> _The task_: How many lines in the items contain the word "label", matching case exactly? Reply with only the number.

> _Input records_:

------------------------------------------------

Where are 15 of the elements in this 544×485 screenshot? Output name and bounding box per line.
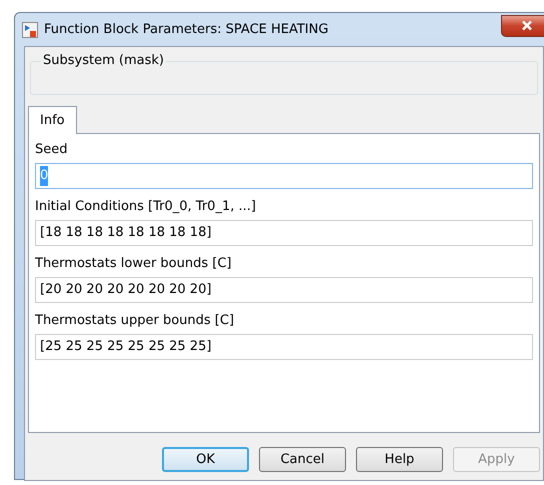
field-label: Seed [35,141,68,158]
dialog-button[interactable]: OK [162,447,249,472]
input-field[interactable]: [18 18 18 18 18 18 18 18] [35,220,533,246]
field-label: Initial Conditions [Tr0_0, Tr0_1, ...] [35,198,257,215]
tab[interactable]: Info [28,106,77,134]
field-label: Thermostats lower bounds [C] [35,255,232,272]
field-label: Thermostats upper bounds [C] [35,312,236,329]
input-field[interactable]: [20 20 20 20 20 20 20 20] [35,277,533,303]
close-button[interactable] [501,14,544,36]
dialog-button[interactable]: Cancel [259,447,346,472]
block-icon [22,22,38,38]
dialog-button[interactable]: Help [356,447,443,472]
window-title: Function Block Parameters: SPACE HEATING [44,20,328,39]
close-icon [521,20,533,31]
input-field[interactable]: [25 25 25 25 25 25 25 25] [35,334,533,360]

------------------------------------------------

> _Exercise solution_: 4